Problem:
Among the lines below, count those with "Protocol". Give the total alone.

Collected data
BEGIN
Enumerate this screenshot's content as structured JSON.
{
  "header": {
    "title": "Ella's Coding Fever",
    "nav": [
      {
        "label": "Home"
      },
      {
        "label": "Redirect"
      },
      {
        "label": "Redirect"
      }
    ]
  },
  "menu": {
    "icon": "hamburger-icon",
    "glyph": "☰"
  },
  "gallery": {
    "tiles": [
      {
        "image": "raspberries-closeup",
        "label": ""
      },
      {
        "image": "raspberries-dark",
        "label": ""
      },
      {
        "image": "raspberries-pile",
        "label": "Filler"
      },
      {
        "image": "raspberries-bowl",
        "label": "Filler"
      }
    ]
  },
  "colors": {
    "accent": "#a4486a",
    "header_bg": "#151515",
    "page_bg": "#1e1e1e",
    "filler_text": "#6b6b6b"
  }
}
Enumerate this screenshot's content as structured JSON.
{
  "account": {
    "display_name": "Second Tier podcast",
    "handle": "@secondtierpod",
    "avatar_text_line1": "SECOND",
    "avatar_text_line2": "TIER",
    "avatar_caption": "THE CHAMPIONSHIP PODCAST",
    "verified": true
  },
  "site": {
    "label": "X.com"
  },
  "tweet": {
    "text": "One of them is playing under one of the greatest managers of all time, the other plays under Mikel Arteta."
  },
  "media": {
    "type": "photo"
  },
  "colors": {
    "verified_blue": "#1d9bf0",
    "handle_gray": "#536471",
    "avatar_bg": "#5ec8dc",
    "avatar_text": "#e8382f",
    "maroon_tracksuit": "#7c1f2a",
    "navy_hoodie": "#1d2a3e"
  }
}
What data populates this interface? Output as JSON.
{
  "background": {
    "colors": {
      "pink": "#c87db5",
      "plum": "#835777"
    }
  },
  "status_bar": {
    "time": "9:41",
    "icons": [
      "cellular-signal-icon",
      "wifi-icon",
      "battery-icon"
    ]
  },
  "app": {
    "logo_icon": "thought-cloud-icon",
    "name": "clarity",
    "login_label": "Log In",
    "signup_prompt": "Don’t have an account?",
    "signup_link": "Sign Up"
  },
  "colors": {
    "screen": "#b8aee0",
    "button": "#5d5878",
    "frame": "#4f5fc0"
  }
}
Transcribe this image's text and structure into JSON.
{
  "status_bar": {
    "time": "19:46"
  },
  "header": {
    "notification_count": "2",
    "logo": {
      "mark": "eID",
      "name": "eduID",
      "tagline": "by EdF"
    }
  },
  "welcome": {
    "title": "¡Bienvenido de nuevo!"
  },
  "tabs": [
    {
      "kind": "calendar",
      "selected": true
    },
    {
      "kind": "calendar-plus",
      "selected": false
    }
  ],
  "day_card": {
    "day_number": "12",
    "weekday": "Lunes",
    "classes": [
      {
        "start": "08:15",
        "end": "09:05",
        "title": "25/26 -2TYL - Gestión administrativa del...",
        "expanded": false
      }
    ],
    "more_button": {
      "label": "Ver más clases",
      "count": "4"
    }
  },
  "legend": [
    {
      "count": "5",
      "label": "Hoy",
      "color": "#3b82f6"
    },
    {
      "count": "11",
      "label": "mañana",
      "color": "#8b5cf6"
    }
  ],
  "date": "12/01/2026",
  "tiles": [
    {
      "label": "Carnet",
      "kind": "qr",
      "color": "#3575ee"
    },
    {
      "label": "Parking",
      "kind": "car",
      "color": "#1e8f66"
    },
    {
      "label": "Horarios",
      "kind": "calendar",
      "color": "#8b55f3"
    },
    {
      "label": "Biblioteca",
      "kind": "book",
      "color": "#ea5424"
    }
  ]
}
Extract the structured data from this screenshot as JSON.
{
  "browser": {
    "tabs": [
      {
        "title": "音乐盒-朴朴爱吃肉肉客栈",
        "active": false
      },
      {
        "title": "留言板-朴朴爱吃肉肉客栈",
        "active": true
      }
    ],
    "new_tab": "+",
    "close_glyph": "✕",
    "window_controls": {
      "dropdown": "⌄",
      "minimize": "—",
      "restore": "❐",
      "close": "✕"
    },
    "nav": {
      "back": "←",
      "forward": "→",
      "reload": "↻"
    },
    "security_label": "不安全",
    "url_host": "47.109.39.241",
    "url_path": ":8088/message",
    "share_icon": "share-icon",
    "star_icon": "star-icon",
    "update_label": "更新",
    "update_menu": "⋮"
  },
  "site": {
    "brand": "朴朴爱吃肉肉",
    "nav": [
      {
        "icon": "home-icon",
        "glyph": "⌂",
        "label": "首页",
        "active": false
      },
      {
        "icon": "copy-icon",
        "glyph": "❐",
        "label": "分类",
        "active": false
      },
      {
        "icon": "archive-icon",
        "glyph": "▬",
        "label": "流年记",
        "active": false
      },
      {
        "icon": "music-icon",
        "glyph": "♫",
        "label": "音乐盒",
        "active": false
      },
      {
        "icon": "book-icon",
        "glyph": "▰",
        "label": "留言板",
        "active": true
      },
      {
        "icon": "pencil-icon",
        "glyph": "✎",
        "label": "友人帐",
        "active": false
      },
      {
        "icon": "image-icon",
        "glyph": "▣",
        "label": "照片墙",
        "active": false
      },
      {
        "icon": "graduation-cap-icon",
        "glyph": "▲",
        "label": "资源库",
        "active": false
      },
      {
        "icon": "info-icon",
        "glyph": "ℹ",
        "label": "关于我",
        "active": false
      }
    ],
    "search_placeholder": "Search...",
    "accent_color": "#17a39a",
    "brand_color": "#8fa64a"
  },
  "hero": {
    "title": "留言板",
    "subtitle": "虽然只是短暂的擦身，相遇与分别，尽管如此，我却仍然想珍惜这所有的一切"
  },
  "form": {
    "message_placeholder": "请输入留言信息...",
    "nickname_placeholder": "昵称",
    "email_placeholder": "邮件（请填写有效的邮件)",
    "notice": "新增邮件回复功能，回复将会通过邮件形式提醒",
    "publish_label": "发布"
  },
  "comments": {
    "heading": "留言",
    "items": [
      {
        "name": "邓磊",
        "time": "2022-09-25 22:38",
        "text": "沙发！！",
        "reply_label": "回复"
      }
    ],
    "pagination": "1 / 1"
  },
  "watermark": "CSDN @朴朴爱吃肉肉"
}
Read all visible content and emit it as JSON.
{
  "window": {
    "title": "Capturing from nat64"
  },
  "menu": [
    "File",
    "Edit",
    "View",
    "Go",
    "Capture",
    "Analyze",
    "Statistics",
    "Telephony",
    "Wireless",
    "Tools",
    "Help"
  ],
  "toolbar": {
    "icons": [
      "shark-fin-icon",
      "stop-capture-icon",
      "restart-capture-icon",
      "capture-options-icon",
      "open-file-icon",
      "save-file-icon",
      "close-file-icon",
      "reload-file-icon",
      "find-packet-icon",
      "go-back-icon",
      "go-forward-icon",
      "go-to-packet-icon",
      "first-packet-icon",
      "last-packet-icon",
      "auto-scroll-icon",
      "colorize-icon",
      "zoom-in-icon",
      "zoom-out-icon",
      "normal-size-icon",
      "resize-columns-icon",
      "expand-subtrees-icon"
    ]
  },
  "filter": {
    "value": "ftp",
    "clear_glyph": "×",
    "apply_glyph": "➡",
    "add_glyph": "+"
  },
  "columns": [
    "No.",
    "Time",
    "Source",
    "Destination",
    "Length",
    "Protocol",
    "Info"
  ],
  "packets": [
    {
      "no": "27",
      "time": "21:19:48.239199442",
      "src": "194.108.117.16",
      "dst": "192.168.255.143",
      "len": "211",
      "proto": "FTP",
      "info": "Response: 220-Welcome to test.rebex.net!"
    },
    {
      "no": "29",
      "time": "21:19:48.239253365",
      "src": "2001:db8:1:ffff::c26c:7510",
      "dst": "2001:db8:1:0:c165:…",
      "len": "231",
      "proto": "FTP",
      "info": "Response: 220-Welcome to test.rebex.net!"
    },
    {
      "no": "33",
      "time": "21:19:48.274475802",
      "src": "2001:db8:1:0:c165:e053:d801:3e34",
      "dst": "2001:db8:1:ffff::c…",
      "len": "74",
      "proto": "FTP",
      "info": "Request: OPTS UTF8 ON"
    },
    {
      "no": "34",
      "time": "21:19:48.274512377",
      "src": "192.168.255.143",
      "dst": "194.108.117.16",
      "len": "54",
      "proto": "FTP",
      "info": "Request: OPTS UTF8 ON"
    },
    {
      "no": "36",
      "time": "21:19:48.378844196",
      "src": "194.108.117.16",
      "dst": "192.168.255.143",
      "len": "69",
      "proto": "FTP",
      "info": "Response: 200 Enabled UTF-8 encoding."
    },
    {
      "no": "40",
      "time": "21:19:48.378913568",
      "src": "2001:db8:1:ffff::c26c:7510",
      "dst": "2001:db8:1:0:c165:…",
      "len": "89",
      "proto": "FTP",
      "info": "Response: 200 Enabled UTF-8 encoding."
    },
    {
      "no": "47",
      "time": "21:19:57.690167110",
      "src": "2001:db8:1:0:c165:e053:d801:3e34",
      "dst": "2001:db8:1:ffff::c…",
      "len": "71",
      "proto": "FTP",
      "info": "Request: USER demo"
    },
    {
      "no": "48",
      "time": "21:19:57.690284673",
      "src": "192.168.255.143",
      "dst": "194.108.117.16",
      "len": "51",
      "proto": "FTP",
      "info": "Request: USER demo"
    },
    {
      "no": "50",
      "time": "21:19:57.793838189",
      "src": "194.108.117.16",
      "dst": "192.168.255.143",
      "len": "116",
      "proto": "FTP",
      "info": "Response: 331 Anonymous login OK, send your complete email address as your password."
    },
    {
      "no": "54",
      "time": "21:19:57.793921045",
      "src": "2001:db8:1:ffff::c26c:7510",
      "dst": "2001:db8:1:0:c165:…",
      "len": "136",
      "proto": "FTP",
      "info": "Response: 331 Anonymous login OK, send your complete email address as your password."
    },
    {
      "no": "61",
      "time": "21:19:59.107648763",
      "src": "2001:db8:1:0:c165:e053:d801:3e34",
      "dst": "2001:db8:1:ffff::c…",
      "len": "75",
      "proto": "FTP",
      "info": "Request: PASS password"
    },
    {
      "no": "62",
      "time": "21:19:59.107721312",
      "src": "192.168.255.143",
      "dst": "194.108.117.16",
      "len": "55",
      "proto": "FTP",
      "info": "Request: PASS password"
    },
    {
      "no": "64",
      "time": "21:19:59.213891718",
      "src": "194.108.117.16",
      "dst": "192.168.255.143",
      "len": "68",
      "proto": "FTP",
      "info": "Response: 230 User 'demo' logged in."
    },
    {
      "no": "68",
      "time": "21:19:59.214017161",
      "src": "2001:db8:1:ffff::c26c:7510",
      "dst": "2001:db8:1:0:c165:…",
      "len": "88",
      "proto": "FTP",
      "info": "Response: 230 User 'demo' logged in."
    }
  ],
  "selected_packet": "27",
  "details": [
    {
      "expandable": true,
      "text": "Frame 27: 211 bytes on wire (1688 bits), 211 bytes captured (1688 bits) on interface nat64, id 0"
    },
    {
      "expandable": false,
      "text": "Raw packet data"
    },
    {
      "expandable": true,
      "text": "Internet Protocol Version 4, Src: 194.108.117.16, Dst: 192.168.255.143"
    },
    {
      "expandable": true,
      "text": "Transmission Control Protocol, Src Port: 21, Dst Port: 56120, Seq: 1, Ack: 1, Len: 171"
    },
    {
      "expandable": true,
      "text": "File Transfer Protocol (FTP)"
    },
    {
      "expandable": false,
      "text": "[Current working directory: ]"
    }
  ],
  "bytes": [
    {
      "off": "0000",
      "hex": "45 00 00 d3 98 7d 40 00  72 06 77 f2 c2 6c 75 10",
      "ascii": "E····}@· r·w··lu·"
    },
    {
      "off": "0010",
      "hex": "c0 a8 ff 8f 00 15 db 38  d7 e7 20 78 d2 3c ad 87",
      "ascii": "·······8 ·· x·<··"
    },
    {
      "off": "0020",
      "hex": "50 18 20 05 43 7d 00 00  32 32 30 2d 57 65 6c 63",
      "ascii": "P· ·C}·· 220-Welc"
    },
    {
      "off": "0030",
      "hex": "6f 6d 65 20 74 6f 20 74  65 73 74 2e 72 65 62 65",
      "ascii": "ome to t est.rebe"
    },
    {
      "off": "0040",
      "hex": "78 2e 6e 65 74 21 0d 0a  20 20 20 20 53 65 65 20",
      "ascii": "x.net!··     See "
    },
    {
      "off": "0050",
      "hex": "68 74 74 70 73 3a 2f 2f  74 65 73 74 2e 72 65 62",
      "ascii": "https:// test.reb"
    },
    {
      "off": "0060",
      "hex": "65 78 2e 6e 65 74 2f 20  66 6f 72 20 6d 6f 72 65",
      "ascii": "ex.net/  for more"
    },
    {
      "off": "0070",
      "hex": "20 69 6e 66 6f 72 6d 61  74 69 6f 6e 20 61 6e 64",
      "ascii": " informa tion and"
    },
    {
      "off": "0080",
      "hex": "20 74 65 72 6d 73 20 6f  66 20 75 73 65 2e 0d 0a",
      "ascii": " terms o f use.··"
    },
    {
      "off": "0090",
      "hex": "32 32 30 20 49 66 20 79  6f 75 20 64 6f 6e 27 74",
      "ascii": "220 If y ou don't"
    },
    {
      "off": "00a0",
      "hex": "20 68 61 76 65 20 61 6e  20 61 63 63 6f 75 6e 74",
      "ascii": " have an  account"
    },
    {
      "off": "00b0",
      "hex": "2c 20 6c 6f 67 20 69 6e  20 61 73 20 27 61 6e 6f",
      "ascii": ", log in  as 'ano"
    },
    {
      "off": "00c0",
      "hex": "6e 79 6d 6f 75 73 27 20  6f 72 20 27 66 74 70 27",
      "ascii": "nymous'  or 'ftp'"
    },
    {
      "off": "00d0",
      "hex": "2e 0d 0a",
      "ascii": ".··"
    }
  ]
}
END
Expected output:
4